▶ Short exercise
Write out the whole listing word for word.

▶ Supplied material
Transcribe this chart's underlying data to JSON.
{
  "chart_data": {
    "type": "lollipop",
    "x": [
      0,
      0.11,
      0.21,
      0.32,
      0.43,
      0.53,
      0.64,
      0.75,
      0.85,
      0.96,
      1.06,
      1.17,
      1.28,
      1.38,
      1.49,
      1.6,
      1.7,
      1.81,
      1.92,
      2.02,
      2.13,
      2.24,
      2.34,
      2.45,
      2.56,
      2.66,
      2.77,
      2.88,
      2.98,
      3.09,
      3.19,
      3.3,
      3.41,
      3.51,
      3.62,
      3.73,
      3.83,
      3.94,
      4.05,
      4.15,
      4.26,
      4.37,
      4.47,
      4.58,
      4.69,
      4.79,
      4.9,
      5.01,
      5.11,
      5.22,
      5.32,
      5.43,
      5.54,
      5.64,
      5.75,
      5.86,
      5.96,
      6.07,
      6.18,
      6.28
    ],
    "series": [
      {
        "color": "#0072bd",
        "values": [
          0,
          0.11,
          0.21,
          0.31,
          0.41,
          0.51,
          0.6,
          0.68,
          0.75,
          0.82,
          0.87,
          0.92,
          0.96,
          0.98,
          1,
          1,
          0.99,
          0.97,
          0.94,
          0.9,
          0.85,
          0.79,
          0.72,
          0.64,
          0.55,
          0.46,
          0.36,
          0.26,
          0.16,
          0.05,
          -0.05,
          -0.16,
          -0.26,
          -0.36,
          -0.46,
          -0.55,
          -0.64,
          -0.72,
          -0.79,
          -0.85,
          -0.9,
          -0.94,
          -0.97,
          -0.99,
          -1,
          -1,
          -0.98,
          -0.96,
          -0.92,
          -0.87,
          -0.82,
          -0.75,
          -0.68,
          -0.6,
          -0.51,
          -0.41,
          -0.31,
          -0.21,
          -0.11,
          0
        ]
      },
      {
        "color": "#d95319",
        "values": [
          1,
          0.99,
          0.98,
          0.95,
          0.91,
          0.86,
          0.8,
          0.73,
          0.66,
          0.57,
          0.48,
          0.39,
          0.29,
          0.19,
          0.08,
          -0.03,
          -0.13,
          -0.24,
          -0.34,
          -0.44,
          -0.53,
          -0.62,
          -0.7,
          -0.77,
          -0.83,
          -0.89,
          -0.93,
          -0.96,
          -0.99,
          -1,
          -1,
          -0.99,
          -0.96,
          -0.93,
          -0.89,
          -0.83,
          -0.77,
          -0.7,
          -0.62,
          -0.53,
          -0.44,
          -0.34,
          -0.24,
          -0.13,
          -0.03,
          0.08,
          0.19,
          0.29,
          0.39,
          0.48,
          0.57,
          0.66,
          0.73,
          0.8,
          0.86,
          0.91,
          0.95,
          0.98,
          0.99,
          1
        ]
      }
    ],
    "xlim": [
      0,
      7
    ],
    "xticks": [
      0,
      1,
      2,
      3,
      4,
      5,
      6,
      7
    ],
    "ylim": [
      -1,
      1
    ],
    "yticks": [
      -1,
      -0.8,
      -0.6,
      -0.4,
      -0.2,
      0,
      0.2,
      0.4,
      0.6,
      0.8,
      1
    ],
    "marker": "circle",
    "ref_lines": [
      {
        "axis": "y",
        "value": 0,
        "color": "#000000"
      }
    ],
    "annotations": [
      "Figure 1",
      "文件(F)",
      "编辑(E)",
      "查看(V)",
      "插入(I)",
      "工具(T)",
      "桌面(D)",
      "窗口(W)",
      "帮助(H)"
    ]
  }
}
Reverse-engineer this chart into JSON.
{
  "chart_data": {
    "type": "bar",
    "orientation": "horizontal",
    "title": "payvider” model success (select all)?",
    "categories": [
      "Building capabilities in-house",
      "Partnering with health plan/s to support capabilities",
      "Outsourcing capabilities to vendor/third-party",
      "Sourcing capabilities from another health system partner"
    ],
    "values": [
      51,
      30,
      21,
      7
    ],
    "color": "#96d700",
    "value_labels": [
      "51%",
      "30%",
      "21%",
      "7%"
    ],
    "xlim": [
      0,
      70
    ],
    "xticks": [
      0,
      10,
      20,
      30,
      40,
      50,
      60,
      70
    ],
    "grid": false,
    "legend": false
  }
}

▶ Right answer
Transcribe this chart's underlying data to JSON.
{
  "chart_data": {
    "type": "lollipop",
    "x": [
      0,
      0.11,
      0.21,
      0.32,
      0.43,
      0.53,
      0.64,
      0.75,
      0.85,
      0.96,
      1.06,
      1.17,
      1.28,
      1.38,
      1.49,
      1.6,
      1.7,
      1.81,
      1.92,
      2.02,
      2.13,
      2.24,
      2.34,
      2.45,
      2.56,
      2.66,
      2.77,
      2.88,
      2.98,
      3.09,
      3.19,
      3.3,
      3.41,
      3.51,
      3.62,
      3.73,
      3.83,
      3.94,
      4.05,
      4.15,
      4.26,
      4.37,
      4.47,
      4.58,
      4.69,
      4.79,
      4.9,
      5.01,
      5.11,
      5.22,
      5.32,
      5.43,
      5.54,
      5.64,
      5.75,
      5.86,
      5.96,
      6.07,
      6.18,
      6.28
    ],
    "series": [
      {
        "color": "#0072bd",
        "values": [
          0,
          0.11,
          0.21,
          0.31,
          0.41,
          0.51,
          0.6,
          0.68,
          0.75,
          0.82,
          0.87,
          0.92,
          0.96,
          0.98,
          1,
          1,
          0.99,
          0.97,
          0.94,
          0.9,
          0.85,
          0.79,
          0.72,
          0.64,
          0.55,
          0.46,
          0.36,
          0.26,
          0.16,
          0.05,
          -0.05,
          -0.16,
          -0.26,
          -0.36,
          -0.46,
          -0.55,
          -0.64,
          -0.72,
          -0.79,
          -0.85,
          -0.9,
          -0.94,
          -0.97,
          -0.99,
          -1,
          -1,
          -0.98,
          -0.96,
          -0.92,
          -0.87,
          -0.82,
          -0.75,
          -0.68,
          -0.6,
          -0.51,
          -0.41,
          -0.31,
          -0.21,
          -0.11,
          0
        ]
      },
      {
        "color": "#d95319",
        "values": [
          1,
          0.99,
          0.98,
          0.95,
          0.91,
          0.86,
          0.8,
          0.73,
          0.66,
          0.57,
          0.48,
          0.39,
          0.29,
          0.19,
          0.08,
          -0.03,
          -0.13,
          -0.24,
          -0.34,
          -0.44,
          -0.53,
          -0.62,
          -0.7,
          -0.77,
          -0.83,
          -0.89,
          -0.93,
          -0.96,
          -0.99,
          -1,
          -1,
          -0.99,
          -0.96,
          -0.93,
          -0.89,
          -0.83,
          -0.77,
          -0.7,
          -0.62,
          -0.53,
          -0.44,
          -0.34,
          -0.24,
          -0.13,
          -0.03,
          0.08,
          0.19,
          0.29,
          0.39,
          0.48,
          0.57,
          0.66,
          0.73,
          0.8,
          0.86,
          0.91,
          0.95,
          0.98,
          0.99,
          1
        ]
      }
    ],
    "xlim": [
      0,
      7
    ],
    "xticks": [
      0,
      1,
      2,
      3,
      4,
      5,
      6,
      7
    ],
    "ylim": [
      -1,
      1
    ],
    "yticks": [
      -1,
      -0.8,
      -0.6,
      -0.4,
      -0.2,
      0,
      0.2,
      0.4,
      0.6,
      0.8,
      1
    ],
    "marker": "circle",
    "ref_lines": [
      {
        "axis": "y",
        "value": 0,
        "color": "#000000"
      }
    ],
    "annotations": [
      "Figure 1",
      "文件(F)",
      "编辑(E)",
      "查看(V)",
      "插入(I)",
      "工具(T)",
      "桌面(D)",
      "窗口(W)",
      "帮助(H)"
    ]
  }
}
Reverse-engineer this chart into JSON.
{
  "chart_data": {
    "type": "bar",
    "orientation": "horizontal",
    "title": "payvider” model success (select all)?",
    "categories": [
      "Building capabilities in-house",
      "Partnering with health plan/s to support capabilities",
      "Outsourcing capabilities to vendor/third-party",
      "Sourcing capabilities from another health system partner"
    ],
    "values": [
      51,
      30,
      21,
      7
    ],
    "color": "#96d700",
    "value_labels": [
      "51%",
      "30%",
      "21%",
      "7%"
    ],
    "xlim": [
      0,
      70
    ],
    "xticks": [
      0,
      10,
      20,
      30,
      40,
      50,
      60,
      70
    ],
    "grid": false,
    "legend": false
  }
}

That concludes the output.